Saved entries

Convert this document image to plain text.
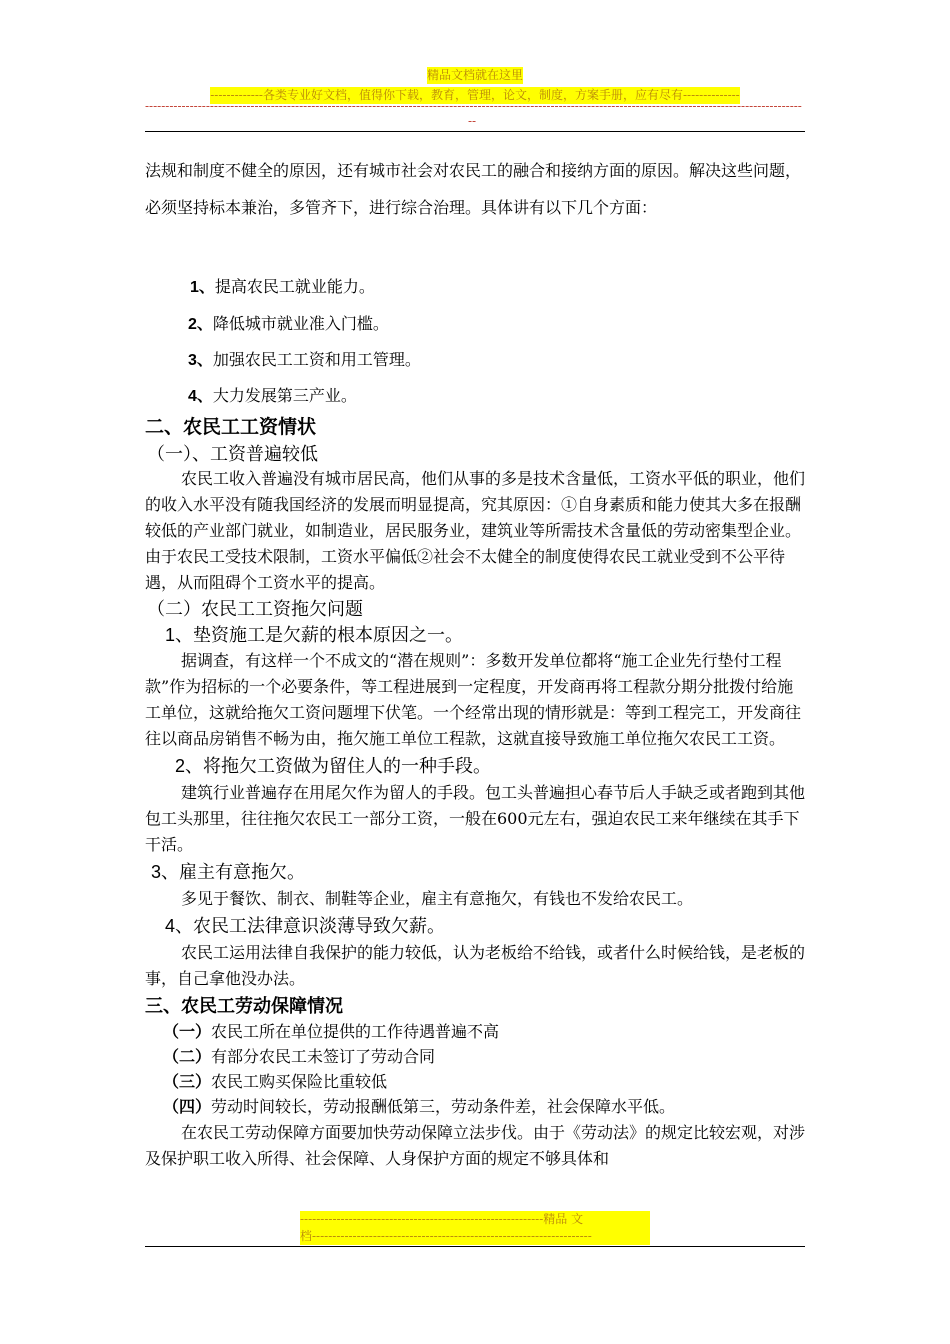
精品文档就在这里
-------------各类专业好文档，值得你下载，教育，管理，论文，制度，方案手册，应有尽有--------------
------------------------------------------------------------------------------------------------------------------------------------------------------------------
--

法规和制度不健全的原因，还有城市社会对农民工的融合和接纳方面的原因。解决这些问题，必须坚持标本兼治，多管齐下，进行综合治理。具体讲有以下几个方面：

1、提高农民工就业能力。
2、降低城市就业准入门槛。
3、加强农民工工资和用工管理。
4、大力发展第三产业。
二、农民工工资情状
（一）、工资普遍较低

农民工收入普遍没有城市居民高，他们从事的多是技术含量低，工资水平低的职业，他们的收入水平没有随我国经济的发展而明显提高，究其原因：①自身素质和能力使其大多在报酬较低的产业部门就业，如制造业，居民服务业，建筑业等所需技术含量低的劳动密集型企业。由于农民工受技术限制，工资水平偏低②社会不太健全的制度使得农民工就业受到不公平待遇，从而阻碍个工资水平的提高。

（二）农民工工资拖欠问题
1、垫资施工是欠薪的根本原因之一。

据调查，有这样一个不成文的“潜在规则”：多数开发单位都将“施工企业先行垫付工程款”作为招标的一个必要条件，等工程进展到一定程度，开发商再将工程款分期分批拨付给施工单位，这就给拖欠工资问题埋下伏笔。一个经常出现的情形就是：等到工程完工，开发商往往以商品房销售不畅为由，拖欠施工单位工程款，这就直接导致施工单位拖欠农民工工资。

2、将拖欠工资做为留住人的一种手段。

建筑行业普遍存在用尾欠作为留人的手段。包工头普遍担心春节后人手缺乏或者跑到其他包工头那里，往往拖欠农民工一部分工资，一般在600元左右，强迫农民工来年继续在其手下干活。

3、雇主有意拖欠。

多见于餐饮、制衣、制鞋等企业，雇主有意拖欠，有钱也不发给农民工。

4、农民工法律意识淡薄导致欠薪。

农民工运用法律自我保护的能力较低，认为老板给不给钱，或者什么时候给钱，是老板的事，自己拿他没办法。

三、农民工劳动保障情况
（一）农民工所在单位提供的工作待遇普遍不高
（二）有部分农民工未签订了劳动合同
（三）农民工购买保险比重较低
（四）劳动时间较长，劳动报酬低第三，劳动条件差，社会保障水平低。

在农民工劳动保障方面要加快劳动保障立法步伐。由于《劳动法》的规定比较宏观，对涉及保护职工收入所得、社会保障、人身保护方面的规定不够具体和

------------------------------------------------------------精品 文
档---------------------------------------------------------------------
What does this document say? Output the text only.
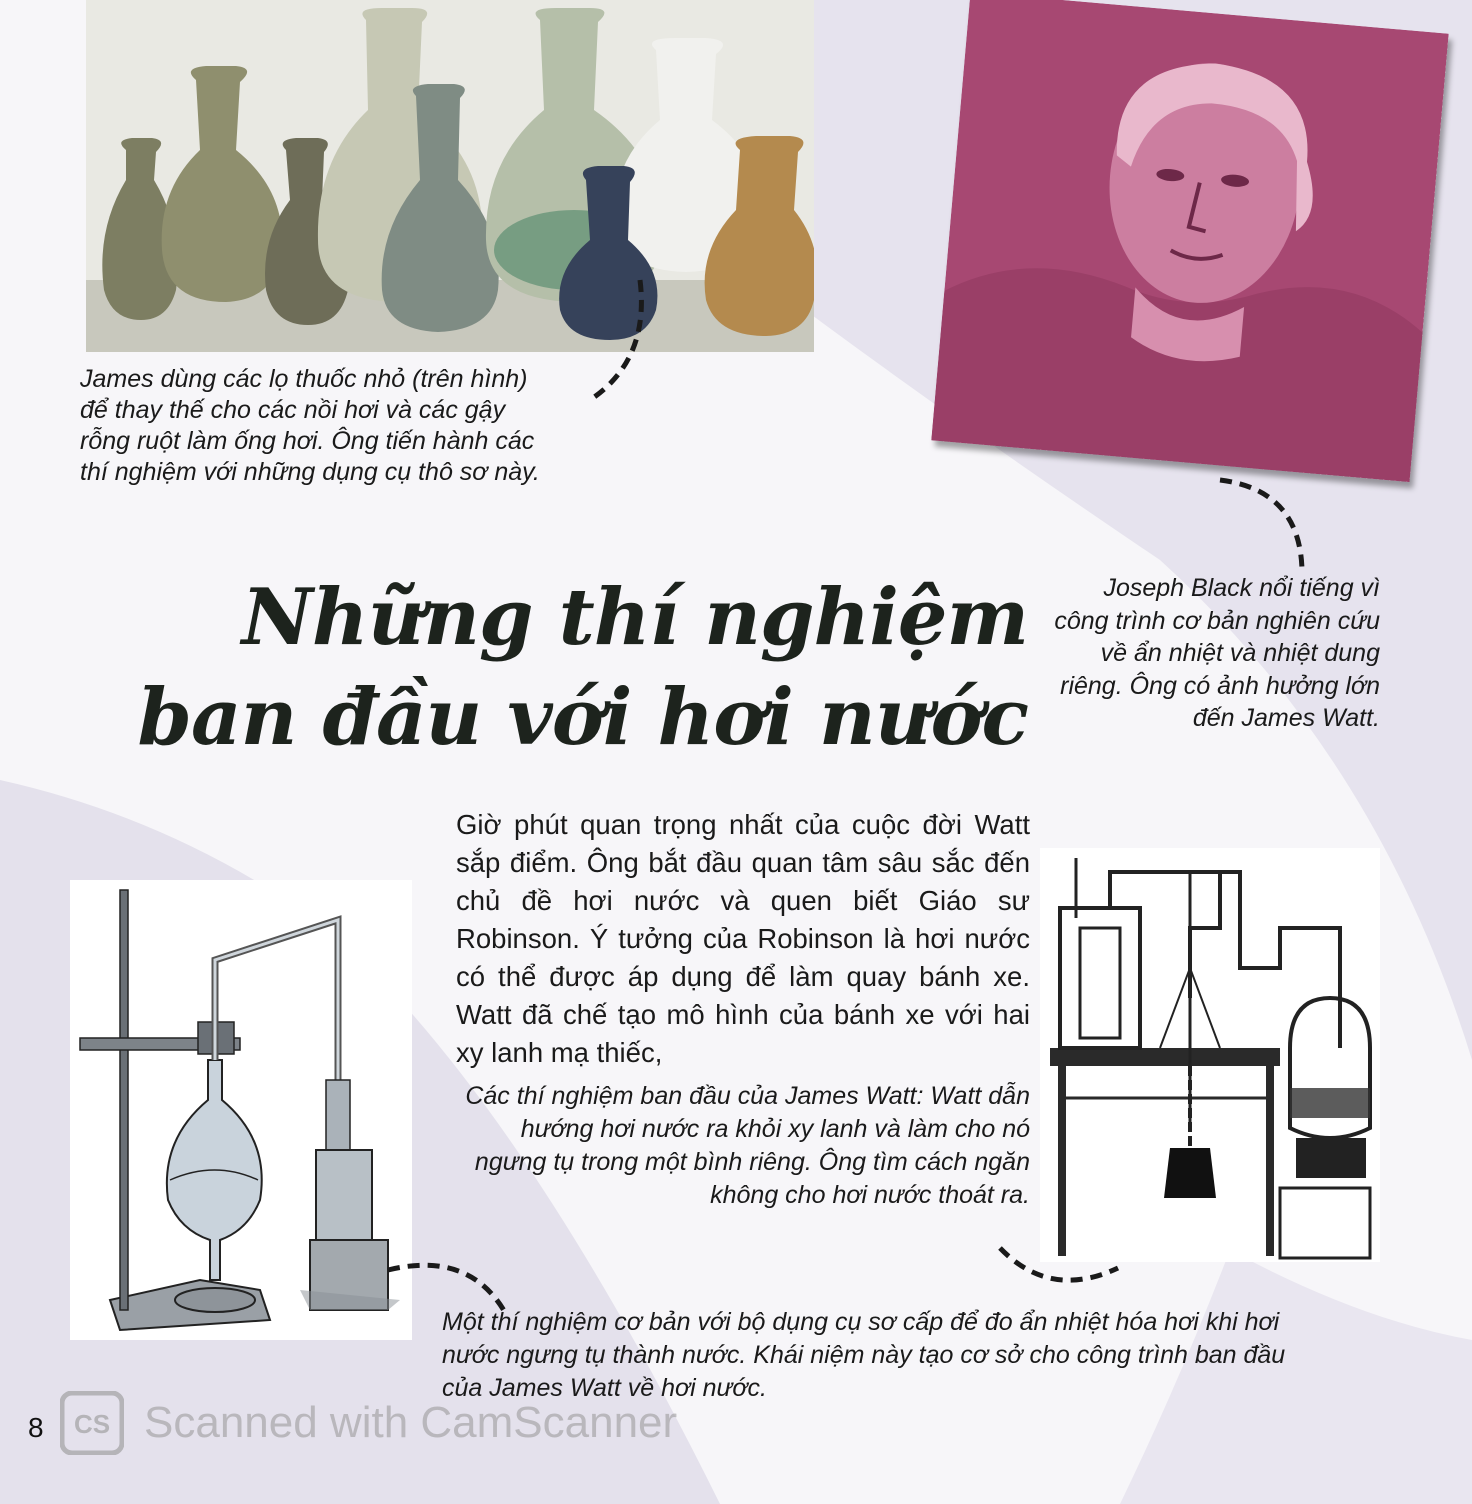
James dùng các lọ thuốc nhỏ (trên hình) để thay thế cho các nồi hơi và các gậy rỗng ruột làm ống hơi. Ông tiến hành các thí nghiệm với những dụng cụ thô sơ này.

Joseph Black nổi tiếng vì công trình cơ bản nghiên cứu về ẩn nhiệt và nhiệt dung riêng. Ông có ảnh hưởng lớn đến James Watt.

Những thí nghiệm
ban đầu với hơi nước

Giờ phút quan trọng nhất của cuộc đời Watt sắp điểm. Ông bắt đầu quan tâm sâu sắc đến chủ đề hơi nước và quen biết Giáo sư Robinson. Ý tưởng của Robinson là hơi nước có thể được áp dụng để làm quay bánh xe. Watt đã chế tạo mô hình của bánh xe với hai xy lanh mạ thiếc,

Các thí nghiệm ban đầu của James Watt: Watt dẫn hướng hơi nước ra khỏi xy lanh và làm cho nó ngưng tụ trong một bình riêng. Ông tìm cách ngăn không cho hơi nước thoát ra.

Một thí nghiệm cơ bản với bộ dụng cụ sơ cấp để đo ẩn nhiệt hóa hơi khi hơi nước ngưng tụ thành nước. Khái niệm này tạo cơ sở cho công trình ban đầu của James Watt về hơi nước.

8 CS Scanned with CamScanner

What the task requires
Gather each line from the listing above that holds "雇主有意拖欠".

Final result
3、雇主有意拖欠。
多见于餐饮、制衣、制鞋等企业，雇主有意拖欠，有钱也不发给农民工。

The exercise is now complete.